* **Requirement**: Reproduce every line of the listing as written, apart from the pictures.

(Data tied to figure images)
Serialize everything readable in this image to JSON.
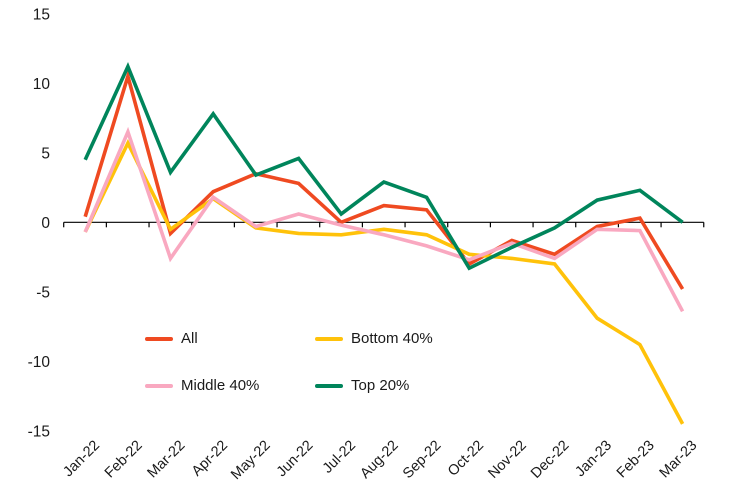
{
  "chart_data": {
    "type": "line",
    "title": "",
    "xlabel": "",
    "ylabel": "",
    "categories": [
      "Jan-22",
      "Feb-22",
      "Mar-22",
      "Apr-22",
      "May-22",
      "Jun-22",
      "Jul-22",
      "Aug-22",
      "Sep-22",
      "Oct-22",
      "Nov-22",
      "Dec-22",
      "Jan-23",
      "Feb-23",
      "Mar-23"
    ],
    "series": [
      {
        "name": "All",
        "color": "#EF4A21",
        "values": [
          0.4,
          10.5,
          -0.8,
          2.2,
          3.5,
          2.8,
          0.0,
          1.2,
          0.9,
          -3.0,
          -1.3,
          -2.3,
          -0.3,
          0.3,
          -4.8
        ]
      },
      {
        "name": "Bottom 40%",
        "color": "#FFC20A",
        "values": [
          -0.7,
          5.7,
          -0.5,
          1.7,
          -0.4,
          -0.8,
          -0.9,
          -0.5,
          -0.9,
          -2.3,
          -2.6,
          -3.0,
          -6.9,
          -8.8,
          -14.5
        ]
      },
      {
        "name": "Middle 40%",
        "color": "#F9A8C0",
        "values": [
          -0.7,
          6.5,
          -2.6,
          1.8,
          -0.3,
          0.6,
          -0.2,
          -0.9,
          -1.7,
          -2.7,
          -1.5,
          -2.6,
          -0.5,
          -0.6,
          -6.4
        ]
      },
      {
        "name": "Top 20%",
        "color": "#00855B",
        "values": [
          4.5,
          11.2,
          3.6,
          7.8,
          3.4,
          4.6,
          0.6,
          2.9,
          1.8,
          -3.3,
          -1.8,
          -0.4,
          1.6,
          2.3,
          0.0
        ]
      }
    ],
    "ylim": [
      -15,
      15
    ],
    "yticks": [
      15,
      10,
      5,
      0,
      -5,
      -10,
      -15
    ],
    "grid": false,
    "legend_position": "bottom, two columns by two rows",
    "axis_color": "#000000",
    "tick_label_color": "#1a1a1a"
  }
}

* **Reply to the exercise**:
Serialize everything readable in this image to JSON.
{
  "chart_data": {
    "type": "line",
    "title": "",
    "xlabel": "",
    "ylabel": "",
    "categories": [
      "Jan-22",
      "Feb-22",
      "Mar-22",
      "Apr-22",
      "May-22",
      "Jun-22",
      "Jul-22",
      "Aug-22",
      "Sep-22",
      "Oct-22",
      "Nov-22",
      "Dec-22",
      "Jan-23",
      "Feb-23",
      "Mar-23"
    ],
    "series": [
      {
        "name": "All",
        "color": "#EF4A21",
        "values": [
          0.4,
          10.5,
          -0.8,
          2.2,
          3.5,
          2.8,
          0.0,
          1.2,
          0.9,
          -3.0,
          -1.3,
          -2.3,
          -0.3,
          0.3,
          -4.8
        ]
      },
      {
        "name": "Bottom 40%",
        "color": "#FFC20A",
        "values": [
          -0.7,
          5.7,
          -0.5,
          1.7,
          -0.4,
          -0.8,
          -0.9,
          -0.5,
          -0.9,
          -2.3,
          -2.6,
          -3.0,
          -6.9,
          -8.8,
          -14.5
        ]
      },
      {
        "name": "Middle 40%",
        "color": "#F9A8C0",
        "values": [
          -0.7,
          6.5,
          -2.6,
          1.8,
          -0.3,
          0.6,
          -0.2,
          -0.9,
          -1.7,
          -2.7,
          -1.5,
          -2.6,
          -0.5,
          -0.6,
          -6.4
        ]
      },
      {
        "name": "Top 20%",
        "color": "#00855B",
        "values": [
          4.5,
          11.2,
          3.6,
          7.8,
          3.4,
          4.6,
          0.6,
          2.9,
          1.8,
          -3.3,
          -1.8,
          -0.4,
          1.6,
          2.3,
          0.0
        ]
      }
    ],
    "ylim": [
      -15,
      15
    ],
    "yticks": [
      15,
      10,
      5,
      0,
      -5,
      -10,
      -15
    ],
    "grid": false,
    "legend_position": "bottom, two columns by two rows",
    "axis_color": "#000000",
    "tick_label_color": "#1a1a1a"
  }
}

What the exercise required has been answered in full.